Pick out each line containing the string "upper" and copy it.

SUPPLIED RECORDS |
━━━━━━

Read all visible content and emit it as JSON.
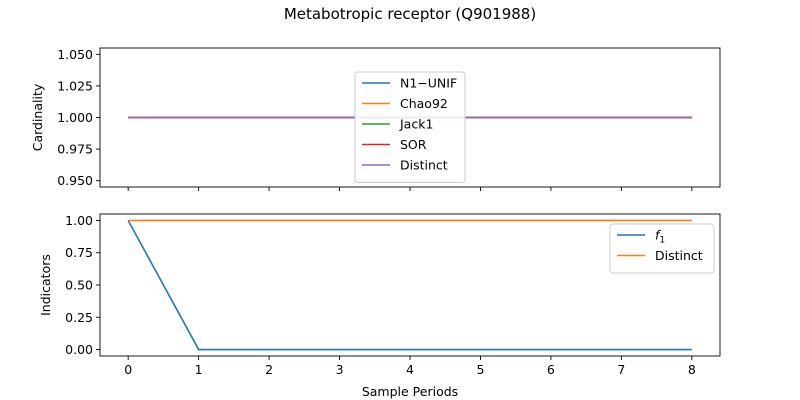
{
  "title": "Metabotropic receptor (Q901988)",
  "chart_data": [
    {
      "type": "line",
      "ylabel": "Cardinality",
      "xlim": [
        -0.4,
        8.4
      ],
      "ylim": [
        0.945,
        1.055
      ],
      "xticks": [
        0,
        1,
        2,
        3,
        4,
        5,
        6,
        7,
        8
      ],
      "yticks": [
        0.95,
        0.975,
        1.0,
        1.025,
        1.05
      ],
      "ytick_labels": [
        "0.950",
        "0.975",
        "1.000",
        "1.025",
        "1.050"
      ],
      "x": [
        0,
        1,
        2,
        3,
        4,
        5,
        6,
        7,
        8
      ],
      "legend": "upper-center",
      "series": [
        {
          "name": "N1−UNIF",
          "color": "#1f77b4",
          "values": [
            1,
            1,
            1,
            1,
            1,
            1,
            1,
            1,
            1
          ]
        },
        {
          "name": "Chao92",
          "color": "#ff7f0e",
          "values": [
            1,
            1,
            1,
            1,
            1,
            1,
            1,
            1,
            1
          ]
        },
        {
          "name": "Jack1",
          "color": "#2ca02c",
          "values": [
            1,
            1,
            1,
            1,
            1,
            1,
            1,
            1,
            1
          ]
        },
        {
          "name": "SOR",
          "color": "#d62728",
          "values": [
            1,
            1,
            1,
            1,
            1,
            1,
            1,
            1,
            1
          ]
        },
        {
          "name": "Distinct",
          "color": "#9467bd",
          "values": [
            1,
            1,
            1,
            1,
            1,
            1,
            1,
            1,
            1
          ]
        }
      ]
    },
    {
      "type": "line",
      "ylabel": "Indicators",
      "xlabel": "Sample Periods",
      "xlim": [
        -0.4,
        8.4
      ],
      "ylim": [
        -0.05,
        1.05
      ],
      "xticks": [
        0,
        1,
        2,
        3,
        4,
        5,
        6,
        7,
        8
      ],
      "xtick_labels": [
        "0",
        "1",
        "2",
        "3",
        "4",
        "5",
        "6",
        "7",
        "8"
      ],
      "yticks": [
        0,
        0.25,
        0.5,
        0.75,
        1.0
      ],
      "ytick_labels": [
        "0.00",
        "0.25",
        "0.50",
        "0.75",
        "1.00"
      ],
      "x": [
        0,
        1,
        2,
        3,
        4,
        5,
        6,
        7,
        8
      ],
      "legend": "upper-right",
      "series": [
        {
          "name": "f",
          "subscript": "1",
          "color": "#1f77b4",
          "values": [
            1,
            0,
            0,
            0,
            0,
            0,
            0,
            0,
            0
          ]
        },
        {
          "name": "Distinct",
          "color": "#ff7f0e",
          "values": [
            1,
            1,
            1,
            1,
            1,
            1,
            1,
            1,
            1
          ]
        }
      ]
    }
  ]
}
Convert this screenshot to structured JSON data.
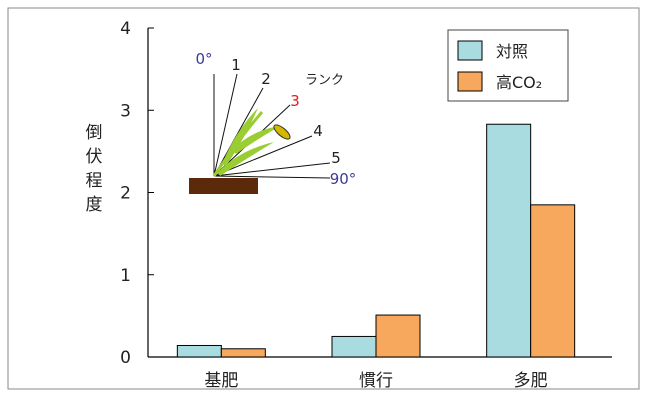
{
  "chart_data": {
    "type": "bar",
    "ylabel": "倒伏程度",
    "categories": [
      "基肥",
      "慣行",
      "多肥"
    ],
    "yticks": [
      "0",
      "1",
      "2",
      "3",
      "4"
    ],
    "ylim": [
      0,
      4
    ],
    "grid": false,
    "legend_position": "top-right",
    "series": [
      {
        "name": "対照",
        "values": [
          0.14,
          0.25,
          2.83
        ],
        "color": "#a8dce0"
      },
      {
        "name": "高CO₂",
        "values": [
          0.1,
          0.51,
          1.85
        ],
        "color": "#f7a85c"
      }
    ],
    "inset": {
      "angle_labels": [
        {
          "text": "0°",
          "color": "#3a3a9a"
        },
        {
          "text": "1",
          "color": "#222222"
        },
        {
          "text": "2",
          "color": "#222222"
        },
        {
          "text": "3",
          "color": "#e02020"
        },
        {
          "text": "4",
          "color": "#222222"
        },
        {
          "text": "5",
          "color": "#222222"
        },
        {
          "text": "90°",
          "color": "#3a3a9a"
        }
      ],
      "rank_label": "ランク",
      "ground_color": "#5a2a0a",
      "plant_color": "#9acd32"
    }
  }
}
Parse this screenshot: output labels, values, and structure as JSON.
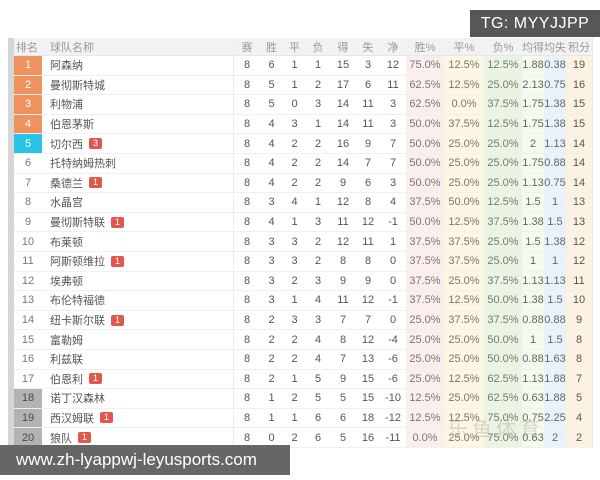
{
  "tg_badge": {
    "text": "TG: MYYJJPP"
  },
  "footer": {
    "url": "www.zh-lyappwj-leyusports.com"
  },
  "watermark": "乐鱼体育",
  "colors": {
    "rank_top4": "#f0925e",
    "rank_fifth": "#29c3e8",
    "rank_relegation": "#b3b3b3",
    "badge_red": "#e2574c",
    "band_win_pct": "#fdeeee",
    "band_draw_pct": "#fcf7e2",
    "band_loss_pct": "#e9f5e2",
    "band_avg_for": "#f3faee",
    "band_avg_against": "#e9f1fa",
    "band_points": "#fdf2e1",
    "overlay_gray": "#57575a"
  },
  "table": {
    "columns": [
      {
        "key": "rank",
        "label": "排名"
      },
      {
        "key": "team",
        "label": "球队名称"
      },
      {
        "key": "p",
        "label": "赛"
      },
      {
        "key": "w",
        "label": "胜"
      },
      {
        "key": "d",
        "label": "平"
      },
      {
        "key": "l",
        "label": "负"
      },
      {
        "key": "gf",
        "label": "得"
      },
      {
        "key": "ga",
        "label": "失"
      },
      {
        "key": "gd",
        "label": "净"
      },
      {
        "key": "wpct",
        "label": "胜%"
      },
      {
        "key": "dpct",
        "label": "平%"
      },
      {
        "key": "lpct",
        "label": "负%"
      },
      {
        "key": "avgf",
        "label": "均得"
      },
      {
        "key": "avga",
        "label": "均失"
      },
      {
        "key": "pts",
        "label": "积分"
      }
    ],
    "rows": [
      {
        "rank": "1",
        "rank_class": "top",
        "team": "阿森纳",
        "badge": "",
        "p": "8",
        "w": "6",
        "d": "1",
        "l": "1",
        "gf": "15",
        "ga": "3",
        "gd": "12",
        "wpct": "75.0%",
        "dpct": "12.5%",
        "lpct": "12.5%",
        "avgf": "1.88",
        "avga": "0.38",
        "pts": "19"
      },
      {
        "rank": "2",
        "rank_class": "top",
        "team": "曼彻斯特城",
        "badge": "",
        "p": "8",
        "w": "5",
        "d": "1",
        "l": "2",
        "gf": "17",
        "ga": "6",
        "gd": "11",
        "wpct": "62.5%",
        "dpct": "12.5%",
        "lpct": "25.0%",
        "avgf": "2.13",
        "avga": "0.75",
        "pts": "16"
      },
      {
        "rank": "3",
        "rank_class": "top",
        "team": "利物浦",
        "badge": "",
        "p": "8",
        "w": "5",
        "d": "0",
        "l": "3",
        "gf": "14",
        "ga": "11",
        "gd": "3",
        "wpct": "62.5%",
        "dpct": "0.0%",
        "lpct": "37.5%",
        "avgf": "1.75",
        "avga": "1.38",
        "pts": "15"
      },
      {
        "rank": "4",
        "rank_class": "top",
        "team": "伯恩茅斯",
        "badge": "",
        "p": "8",
        "w": "4",
        "d": "3",
        "l": "1",
        "gf": "14",
        "ga": "11",
        "gd": "3",
        "wpct": "50.0%",
        "dpct": "37.5%",
        "lpct": "12.5%",
        "avgf": "1.75",
        "avga": "1.38",
        "pts": "15"
      },
      {
        "rank": "5",
        "rank_class": "cl",
        "team": "切尔西",
        "badge": "3",
        "p": "8",
        "w": "4",
        "d": "2",
        "l": "2",
        "gf": "16",
        "ga": "9",
        "gd": "7",
        "wpct": "50.0%",
        "dpct": "25.0%",
        "lpct": "25.0%",
        "avgf": "2",
        "avga": "1.13",
        "pts": "14"
      },
      {
        "rank": "6",
        "rank_class": "none",
        "team": "托特纳姆热刺",
        "badge": "",
        "p": "8",
        "w": "4",
        "d": "2",
        "l": "2",
        "gf": "14",
        "ga": "7",
        "gd": "7",
        "wpct": "50.0%",
        "dpct": "25.0%",
        "lpct": "25.0%",
        "avgf": "1.75",
        "avga": "0.88",
        "pts": "14"
      },
      {
        "rank": "7",
        "rank_class": "none",
        "team": "桑德兰",
        "badge": "1",
        "p": "8",
        "w": "4",
        "d": "2",
        "l": "2",
        "gf": "9",
        "ga": "6",
        "gd": "3",
        "wpct": "50.0%",
        "dpct": "25.0%",
        "lpct": "25.0%",
        "avgf": "1.13",
        "avga": "0.75",
        "pts": "14"
      },
      {
        "rank": "8",
        "rank_class": "none",
        "team": "水晶宫",
        "badge": "",
        "p": "8",
        "w": "3",
        "d": "4",
        "l": "1",
        "gf": "12",
        "ga": "8",
        "gd": "4",
        "wpct": "37.5%",
        "dpct": "50.0%",
        "lpct": "12.5%",
        "avgf": "1.5",
        "avga": "1",
        "pts": "13"
      },
      {
        "rank": "9",
        "rank_class": "none",
        "team": "曼彻斯特联",
        "badge": "1",
        "p": "8",
        "w": "4",
        "d": "1",
        "l": "3",
        "gf": "11",
        "ga": "12",
        "gd": "-1",
        "wpct": "50.0%",
        "dpct": "12.5%",
        "lpct": "37.5%",
        "avgf": "1.38",
        "avga": "1.5",
        "pts": "13"
      },
      {
        "rank": "10",
        "rank_class": "none",
        "team": "布莱顿",
        "badge": "",
        "p": "8",
        "w": "3",
        "d": "3",
        "l": "2",
        "gf": "12",
        "ga": "11",
        "gd": "1",
        "wpct": "37.5%",
        "dpct": "37.5%",
        "lpct": "25.0%",
        "avgf": "1.5",
        "avga": "1.38",
        "pts": "12"
      },
      {
        "rank": "11",
        "rank_class": "none",
        "team": "阿斯顿维拉",
        "badge": "1",
        "p": "8",
        "w": "3",
        "d": "3",
        "l": "2",
        "gf": "8",
        "ga": "8",
        "gd": "0",
        "wpct": "37.5%",
        "dpct": "37.5%",
        "lpct": "25.0%",
        "avgf": "1",
        "avga": "1",
        "pts": "12"
      },
      {
        "rank": "12",
        "rank_class": "none",
        "team": "埃弗顿",
        "badge": "",
        "p": "8",
        "w": "3",
        "d": "2",
        "l": "3",
        "gf": "9",
        "ga": "9",
        "gd": "0",
        "wpct": "37.5%",
        "dpct": "25.0%",
        "lpct": "37.5%",
        "avgf": "1.13",
        "avga": "1.13",
        "pts": "11"
      },
      {
        "rank": "13",
        "rank_class": "none",
        "team": "布伦特福德",
        "badge": "",
        "p": "8",
        "w": "3",
        "d": "1",
        "l": "4",
        "gf": "11",
        "ga": "12",
        "gd": "-1",
        "wpct": "37.5%",
        "dpct": "12.5%",
        "lpct": "50.0%",
        "avgf": "1.38",
        "avga": "1.5",
        "pts": "10"
      },
      {
        "rank": "14",
        "rank_class": "none",
        "team": "纽卡斯尔联",
        "badge": "1",
        "p": "8",
        "w": "2",
        "d": "3",
        "l": "3",
        "gf": "7",
        "ga": "7",
        "gd": "0",
        "wpct": "25.0%",
        "dpct": "37.5%",
        "lpct": "37.5%",
        "avgf": "0.88",
        "avga": "0.88",
        "pts": "9"
      },
      {
        "rank": "15",
        "rank_class": "none",
        "team": "富勒姆",
        "badge": "",
        "p": "8",
        "w": "2",
        "d": "2",
        "l": "4",
        "gf": "8",
        "ga": "12",
        "gd": "-4",
        "wpct": "25.0%",
        "dpct": "25.0%",
        "lpct": "50.0%",
        "avgf": "1",
        "avga": "1.5",
        "pts": "8"
      },
      {
        "rank": "16",
        "rank_class": "none",
        "team": "利兹联",
        "badge": "",
        "p": "8",
        "w": "2",
        "d": "2",
        "l": "4",
        "gf": "7",
        "ga": "13",
        "gd": "-6",
        "wpct": "25.0%",
        "dpct": "25.0%",
        "lpct": "50.0%",
        "avgf": "0.88",
        "avga": "1.63",
        "pts": "8"
      },
      {
        "rank": "17",
        "rank_class": "none",
        "team": "伯恩利",
        "badge": "1",
        "p": "8",
        "w": "2",
        "d": "1",
        "l": "5",
        "gf": "9",
        "ga": "15",
        "gd": "-6",
        "wpct": "25.0%",
        "dpct": "12.5%",
        "lpct": "62.5%",
        "avgf": "1.13",
        "avga": "1.88",
        "pts": "7"
      },
      {
        "rank": "18",
        "rank_class": "releg",
        "team": "诺丁汉森林",
        "badge": "",
        "p": "8",
        "w": "1",
        "d": "2",
        "l": "5",
        "gf": "5",
        "ga": "15",
        "gd": "-10",
        "wpct": "12.5%",
        "dpct": "25.0%",
        "lpct": "62.5%",
        "avgf": "0.63",
        "avga": "1.88",
        "pts": "5"
      },
      {
        "rank": "19",
        "rank_class": "releg",
        "team": "西汉姆联",
        "badge": "1",
        "p": "8",
        "w": "1",
        "d": "1",
        "l": "6",
        "gf": "6",
        "ga": "18",
        "gd": "-12",
        "wpct": "12.5%",
        "dpct": "12.5%",
        "lpct": "75.0%",
        "avgf": "0.75",
        "avga": "2.25",
        "pts": "4"
      },
      {
        "rank": "20",
        "rank_class": "releg",
        "team": "狼队",
        "badge": "1",
        "p": "8",
        "w": "0",
        "d": "2",
        "l": "6",
        "gf": "5",
        "ga": "16",
        "gd": "-11",
        "wpct": "0.0%",
        "dpct": "25.0%",
        "lpct": "75.0%",
        "avgf": "0.63",
        "avga": "2",
        "pts": "2"
      }
    ]
  }
}
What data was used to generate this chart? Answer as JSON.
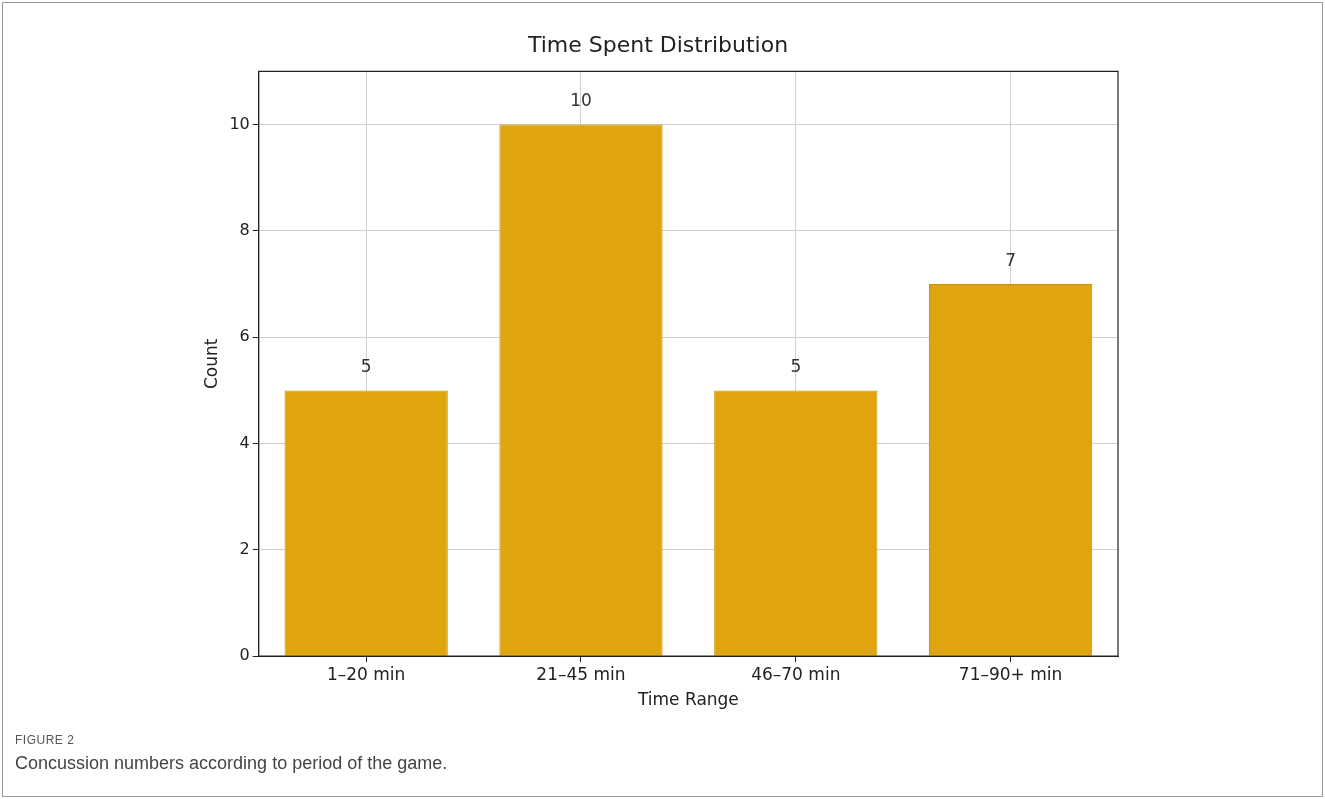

━━━━━━

EXERCISE ANSWER |
      "legend": "upper-center",
      "legend": "upper-right",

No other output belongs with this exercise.